Copy the items below without any change, beginning at the very first line and continuing through the line that contains "legend-tick: 700 [943,871,965,884]".

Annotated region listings
★ ★ ★ ★ ★ ★ ★

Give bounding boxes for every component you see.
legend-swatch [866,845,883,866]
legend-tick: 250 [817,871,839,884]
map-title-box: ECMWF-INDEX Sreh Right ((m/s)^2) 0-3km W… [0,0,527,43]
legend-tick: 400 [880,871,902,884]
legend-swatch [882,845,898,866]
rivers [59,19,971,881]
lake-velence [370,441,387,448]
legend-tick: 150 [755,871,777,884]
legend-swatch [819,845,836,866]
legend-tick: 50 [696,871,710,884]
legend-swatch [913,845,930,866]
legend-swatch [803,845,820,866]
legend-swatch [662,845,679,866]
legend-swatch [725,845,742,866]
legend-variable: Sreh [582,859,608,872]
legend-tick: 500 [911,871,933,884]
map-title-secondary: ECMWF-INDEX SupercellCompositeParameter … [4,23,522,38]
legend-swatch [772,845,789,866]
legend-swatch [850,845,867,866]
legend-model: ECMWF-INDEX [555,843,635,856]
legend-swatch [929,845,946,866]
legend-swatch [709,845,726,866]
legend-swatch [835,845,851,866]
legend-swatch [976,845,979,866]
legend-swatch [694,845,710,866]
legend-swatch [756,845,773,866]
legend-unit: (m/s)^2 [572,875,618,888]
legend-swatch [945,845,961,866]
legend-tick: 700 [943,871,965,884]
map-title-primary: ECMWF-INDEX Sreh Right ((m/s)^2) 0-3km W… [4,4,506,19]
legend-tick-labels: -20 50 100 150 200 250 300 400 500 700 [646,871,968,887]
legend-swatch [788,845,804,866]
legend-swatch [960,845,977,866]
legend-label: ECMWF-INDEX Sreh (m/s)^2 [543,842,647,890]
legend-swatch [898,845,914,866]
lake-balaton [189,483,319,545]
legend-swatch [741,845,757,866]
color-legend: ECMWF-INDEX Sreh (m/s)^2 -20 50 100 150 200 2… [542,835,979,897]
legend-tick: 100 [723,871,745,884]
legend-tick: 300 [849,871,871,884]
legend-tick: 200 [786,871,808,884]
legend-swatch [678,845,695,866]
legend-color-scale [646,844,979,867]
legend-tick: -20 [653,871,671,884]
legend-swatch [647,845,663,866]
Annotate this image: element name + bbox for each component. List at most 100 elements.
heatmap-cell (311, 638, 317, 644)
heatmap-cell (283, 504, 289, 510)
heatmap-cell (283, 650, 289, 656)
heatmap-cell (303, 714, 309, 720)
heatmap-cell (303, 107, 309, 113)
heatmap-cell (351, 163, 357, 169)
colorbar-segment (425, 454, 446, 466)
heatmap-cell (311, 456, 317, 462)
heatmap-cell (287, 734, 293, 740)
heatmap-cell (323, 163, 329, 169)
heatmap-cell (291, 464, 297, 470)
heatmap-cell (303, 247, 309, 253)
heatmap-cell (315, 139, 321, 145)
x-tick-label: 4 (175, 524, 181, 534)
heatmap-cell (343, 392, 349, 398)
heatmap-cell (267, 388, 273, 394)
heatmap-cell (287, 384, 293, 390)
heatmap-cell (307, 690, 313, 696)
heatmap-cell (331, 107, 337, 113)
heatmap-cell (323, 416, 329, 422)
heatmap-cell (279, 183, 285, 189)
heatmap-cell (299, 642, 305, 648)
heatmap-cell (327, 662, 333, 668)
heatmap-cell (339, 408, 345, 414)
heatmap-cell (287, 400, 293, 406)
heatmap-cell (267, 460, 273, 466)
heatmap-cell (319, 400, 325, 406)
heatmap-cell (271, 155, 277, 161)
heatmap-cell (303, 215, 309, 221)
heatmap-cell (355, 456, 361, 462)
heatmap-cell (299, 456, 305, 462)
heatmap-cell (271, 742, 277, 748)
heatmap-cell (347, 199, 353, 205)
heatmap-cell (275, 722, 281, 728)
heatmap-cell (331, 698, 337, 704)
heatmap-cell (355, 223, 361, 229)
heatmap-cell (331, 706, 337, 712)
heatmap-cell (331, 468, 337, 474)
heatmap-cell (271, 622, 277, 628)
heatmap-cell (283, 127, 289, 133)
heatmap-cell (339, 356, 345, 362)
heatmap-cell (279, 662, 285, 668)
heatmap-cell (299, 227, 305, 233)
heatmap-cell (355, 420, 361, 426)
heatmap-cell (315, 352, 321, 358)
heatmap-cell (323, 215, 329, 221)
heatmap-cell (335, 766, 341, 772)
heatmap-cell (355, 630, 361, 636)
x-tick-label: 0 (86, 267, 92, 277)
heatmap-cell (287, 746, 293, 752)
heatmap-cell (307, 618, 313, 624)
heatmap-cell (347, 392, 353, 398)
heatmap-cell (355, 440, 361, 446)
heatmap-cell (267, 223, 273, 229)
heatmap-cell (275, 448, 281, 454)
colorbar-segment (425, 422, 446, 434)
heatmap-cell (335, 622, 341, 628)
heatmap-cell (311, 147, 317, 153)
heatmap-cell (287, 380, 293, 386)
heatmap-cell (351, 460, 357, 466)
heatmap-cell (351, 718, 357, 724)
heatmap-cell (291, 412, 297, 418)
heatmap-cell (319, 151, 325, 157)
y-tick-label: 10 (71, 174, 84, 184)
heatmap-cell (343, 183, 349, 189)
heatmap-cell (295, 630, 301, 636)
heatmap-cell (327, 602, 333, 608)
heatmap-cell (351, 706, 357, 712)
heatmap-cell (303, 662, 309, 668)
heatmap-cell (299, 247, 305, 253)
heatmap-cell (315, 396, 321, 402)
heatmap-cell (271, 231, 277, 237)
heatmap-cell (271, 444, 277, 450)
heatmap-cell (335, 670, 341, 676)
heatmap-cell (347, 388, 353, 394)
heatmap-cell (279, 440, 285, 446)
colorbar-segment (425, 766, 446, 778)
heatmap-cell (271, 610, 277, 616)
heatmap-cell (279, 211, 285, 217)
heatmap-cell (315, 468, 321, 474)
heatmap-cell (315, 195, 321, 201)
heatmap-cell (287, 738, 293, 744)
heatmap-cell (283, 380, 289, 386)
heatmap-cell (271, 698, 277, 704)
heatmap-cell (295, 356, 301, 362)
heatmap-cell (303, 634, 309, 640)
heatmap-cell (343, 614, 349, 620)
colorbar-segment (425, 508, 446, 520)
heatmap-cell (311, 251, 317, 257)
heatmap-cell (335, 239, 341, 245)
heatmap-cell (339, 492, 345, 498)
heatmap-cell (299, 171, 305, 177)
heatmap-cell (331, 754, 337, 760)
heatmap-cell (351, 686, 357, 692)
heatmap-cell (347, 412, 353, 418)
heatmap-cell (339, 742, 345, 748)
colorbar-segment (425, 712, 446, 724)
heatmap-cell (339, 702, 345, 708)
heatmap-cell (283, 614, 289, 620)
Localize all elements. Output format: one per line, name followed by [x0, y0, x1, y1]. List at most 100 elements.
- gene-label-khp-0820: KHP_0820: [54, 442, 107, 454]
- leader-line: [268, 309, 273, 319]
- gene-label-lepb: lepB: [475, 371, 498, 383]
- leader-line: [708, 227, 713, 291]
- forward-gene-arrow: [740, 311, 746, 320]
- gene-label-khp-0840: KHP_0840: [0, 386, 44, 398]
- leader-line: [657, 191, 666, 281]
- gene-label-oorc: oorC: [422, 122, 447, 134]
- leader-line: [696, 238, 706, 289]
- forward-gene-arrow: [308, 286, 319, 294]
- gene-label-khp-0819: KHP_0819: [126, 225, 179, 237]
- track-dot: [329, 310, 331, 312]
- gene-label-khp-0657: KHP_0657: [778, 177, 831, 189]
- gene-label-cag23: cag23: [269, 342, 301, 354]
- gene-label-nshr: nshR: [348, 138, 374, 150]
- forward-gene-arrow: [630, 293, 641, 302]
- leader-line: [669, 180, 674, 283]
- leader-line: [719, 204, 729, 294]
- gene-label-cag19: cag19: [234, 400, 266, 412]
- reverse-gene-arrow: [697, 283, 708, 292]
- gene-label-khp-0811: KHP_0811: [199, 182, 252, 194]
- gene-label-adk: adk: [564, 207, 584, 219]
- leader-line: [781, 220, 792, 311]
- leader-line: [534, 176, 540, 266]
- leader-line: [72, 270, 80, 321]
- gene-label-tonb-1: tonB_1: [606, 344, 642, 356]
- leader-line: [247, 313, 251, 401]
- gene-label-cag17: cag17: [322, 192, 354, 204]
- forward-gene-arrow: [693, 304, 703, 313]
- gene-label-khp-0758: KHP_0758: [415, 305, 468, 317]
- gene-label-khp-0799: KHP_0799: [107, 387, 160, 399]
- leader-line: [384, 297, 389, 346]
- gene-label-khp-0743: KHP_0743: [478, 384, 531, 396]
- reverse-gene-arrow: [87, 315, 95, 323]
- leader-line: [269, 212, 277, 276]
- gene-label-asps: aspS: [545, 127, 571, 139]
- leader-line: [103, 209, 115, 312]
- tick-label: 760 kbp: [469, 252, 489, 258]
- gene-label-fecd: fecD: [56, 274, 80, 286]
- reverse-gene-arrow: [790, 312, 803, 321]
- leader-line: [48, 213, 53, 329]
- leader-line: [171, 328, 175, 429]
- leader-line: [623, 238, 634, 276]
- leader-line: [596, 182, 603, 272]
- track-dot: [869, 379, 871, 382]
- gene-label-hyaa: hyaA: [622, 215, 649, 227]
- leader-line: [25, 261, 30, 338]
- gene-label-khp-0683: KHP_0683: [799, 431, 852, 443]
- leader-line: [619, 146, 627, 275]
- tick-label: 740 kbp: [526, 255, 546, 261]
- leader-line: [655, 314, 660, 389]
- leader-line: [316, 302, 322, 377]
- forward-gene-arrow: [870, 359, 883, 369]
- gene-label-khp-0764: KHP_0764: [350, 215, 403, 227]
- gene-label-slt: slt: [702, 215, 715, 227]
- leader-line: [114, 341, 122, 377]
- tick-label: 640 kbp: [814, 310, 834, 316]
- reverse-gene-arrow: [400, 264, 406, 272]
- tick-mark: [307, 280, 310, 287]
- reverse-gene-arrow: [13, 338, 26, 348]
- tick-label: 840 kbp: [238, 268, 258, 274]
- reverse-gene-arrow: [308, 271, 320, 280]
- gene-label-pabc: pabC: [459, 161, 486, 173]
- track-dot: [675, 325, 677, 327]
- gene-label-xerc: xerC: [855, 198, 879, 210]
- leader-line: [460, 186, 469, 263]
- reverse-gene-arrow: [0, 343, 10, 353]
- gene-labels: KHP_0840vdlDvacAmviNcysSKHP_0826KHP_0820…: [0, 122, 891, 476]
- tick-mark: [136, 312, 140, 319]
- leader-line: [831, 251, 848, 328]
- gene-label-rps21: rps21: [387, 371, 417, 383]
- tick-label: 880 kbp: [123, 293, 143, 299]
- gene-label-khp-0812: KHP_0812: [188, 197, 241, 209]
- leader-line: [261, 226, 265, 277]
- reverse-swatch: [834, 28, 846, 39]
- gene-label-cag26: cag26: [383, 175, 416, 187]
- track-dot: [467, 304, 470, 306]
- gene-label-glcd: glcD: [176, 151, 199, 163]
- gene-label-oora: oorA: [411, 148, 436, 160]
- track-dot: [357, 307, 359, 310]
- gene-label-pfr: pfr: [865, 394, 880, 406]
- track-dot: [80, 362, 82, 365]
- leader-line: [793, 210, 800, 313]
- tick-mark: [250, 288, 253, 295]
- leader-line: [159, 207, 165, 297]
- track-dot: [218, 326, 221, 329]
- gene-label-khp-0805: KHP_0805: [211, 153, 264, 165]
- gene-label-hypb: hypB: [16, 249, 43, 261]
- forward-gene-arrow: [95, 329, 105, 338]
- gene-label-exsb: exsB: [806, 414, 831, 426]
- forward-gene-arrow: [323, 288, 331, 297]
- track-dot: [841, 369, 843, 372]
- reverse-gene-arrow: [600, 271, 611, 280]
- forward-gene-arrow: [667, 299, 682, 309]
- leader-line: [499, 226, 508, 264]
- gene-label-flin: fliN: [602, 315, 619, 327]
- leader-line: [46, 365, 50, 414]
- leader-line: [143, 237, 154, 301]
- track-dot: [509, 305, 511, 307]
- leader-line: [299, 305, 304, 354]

★ ★ ★ ★ ★ ★ ★

**The completed task**
Give bounding boxes for every component you see.
legend-swatch [866,845,883,866]
legend-tick: 250 [817,871,839,884]
map-title-box: ECMWF-INDEX Sreh Right ((m/s)^2) 0-3km W… [0,0,527,43]
legend-tick: 400 [880,871,902,884]
legend-swatch [882,845,898,866]
rivers [59,19,971,881]
lake-velence [370,441,387,448]
legend-tick: 150 [755,871,777,884]
legend-swatch [819,845,836,866]
legend-tick: 50 [696,871,710,884]
legend-swatch [913,845,930,866]
legend-swatch [803,845,820,866]
legend-swatch [662,845,679,866]
legend-swatch [725,845,742,866]
legend-variable: Sreh [582,859,608,872]
legend-tick: 500 [911,871,933,884]
map-title-secondary: ECMWF-INDEX SupercellCompositeParameter … [4,23,522,38]
legend-swatch [772,845,789,866]
legend-swatch [850,845,867,866]
legend-model: ECMWF-INDEX [555,843,635,856]
legend-swatch [929,845,946,866]
legend-swatch [709,845,726,866]
legend-swatch [835,845,851,866]
legend-swatch [976,845,979,866]
legend-swatch [694,845,710,866]
legend-swatch [756,845,773,866]
legend-unit: (m/s)^2 [572,875,618,888]
legend-swatch [945,845,961,866]
legend-tick: 700 [943,871,965,884]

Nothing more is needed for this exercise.